==== SOURCE DATA ====

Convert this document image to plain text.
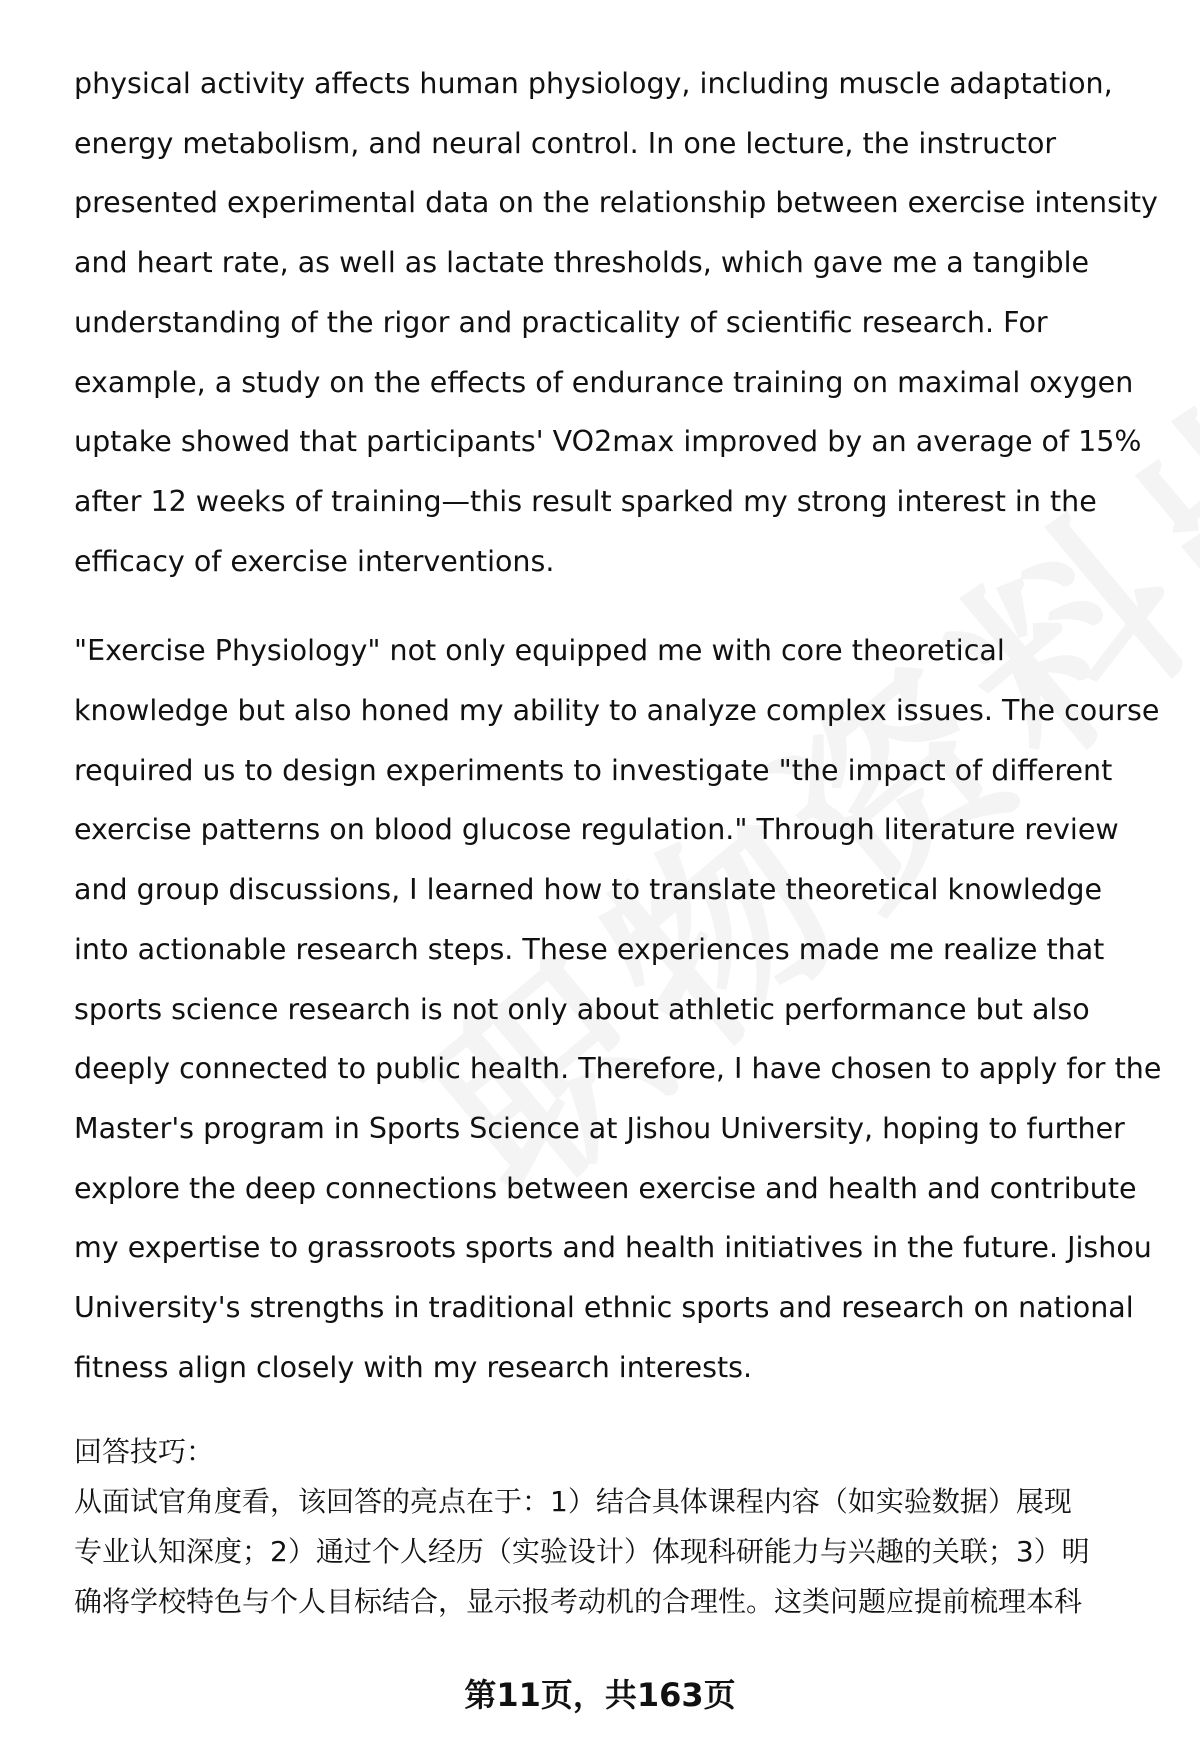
physical activity affects human physiology, including muscle adaptation,
energy metabolism, and neural control. In one lecture, the instructor
presented experimental data on the relationship between exercise intensity
and heart rate, as well as lactate thresholds, which gave me a tangible
understanding of the rigor and practicality of scientific research. For
example, a study on the effects of endurance training on maximal oxygen
uptake showed that participants' VO2max improved by an average of 15%
after 12 weeks of training—this result sparked my strong interest in the
efficacy of exercise interventions.

"Exercise Physiology" not only equipped me with core theoretical
knowledge but also honed my ability to analyze complex issues. The course
required us to design experiments to investigate "the impact of different
exercise patterns on blood glucose regulation." Through literature review
and group discussions, I learned how to translate theoretical knowledge
into actionable research steps. These experiences made me realize that
sports science research is not only about athletic performance but also
deeply connected to public health. Therefore, I have chosen to apply for the
Master's program in Sports Science at Jishou University, hoping to further
explore the deep connections between exercise and health and contribute
my expertise to grassroots sports and health initiatives in the future. Jishou
University's strengths in traditional ethnic sports and research on national
fitness align closely with my research interests.

回答技巧：

从面试官角度看，该回答的亮点在于：1）结合具体课程内容（如实验数据）展现
专业认知深度；2）通过个人经历（实验设计）体现科研能力与兴趣的关联；3）明
确将学校特色与个人目标结合，显示报考动机的合理性。这类问题应提前梳理本科

第11页，共163页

====

DIRECTIONS FOR THIS TASK
Write out the entries above word for word. Do not include the pictures.

RESULT BELOW
Convert this document image to plain text.
physical activity affects human physiology, including muscle adaptation,
energy metabolism, and neural control. In one lecture, the instructor
presented experimental data on the relationship between exercise intensity
and heart rate, as well as lactate thresholds, which gave me a tangible
understanding of the rigor and practicality of scientific research. For
example, a study on the effects of endurance training on maximal oxygen
uptake showed that participants' VO2max improved by an average of 15%
after 12 weeks of training—this result sparked my strong interest in the
efficacy of exercise interventions.

"Exercise Physiology" not only equipped me with core theoretical
knowledge but also honed my ability to analyze complex issues. The course
required us to design experiments to investigate "the impact of different
exercise patterns on blood glucose regulation." Through literature review
and group discussions, I learned how to translate theoretical knowledge
into actionable research steps. These experiences made me realize that
sports science research is not only about athletic performance but also
deeply connected to public health. Therefore, I have chosen to apply for the
Master's program in Sports Science at Jishou University, hoping to further
explore the deep connections between exercise and health and contribute
my expertise to grassroots sports and health initiatives in the future. Jishou
University's strengths in traditional ethnic sports and research on national
fitness align closely with my research interests.

回答技巧：

从面试官角度看，该回答的亮点在于：1）结合具体课程内容（如实验数据）展现
专业认知深度；2）通过个人经历（实验设计）体现科研能力与兴趣的关联；3）明
确将学校特色与个人目标结合，显示报考动机的合理性。这类问题应提前梳理本科

第11页，共163页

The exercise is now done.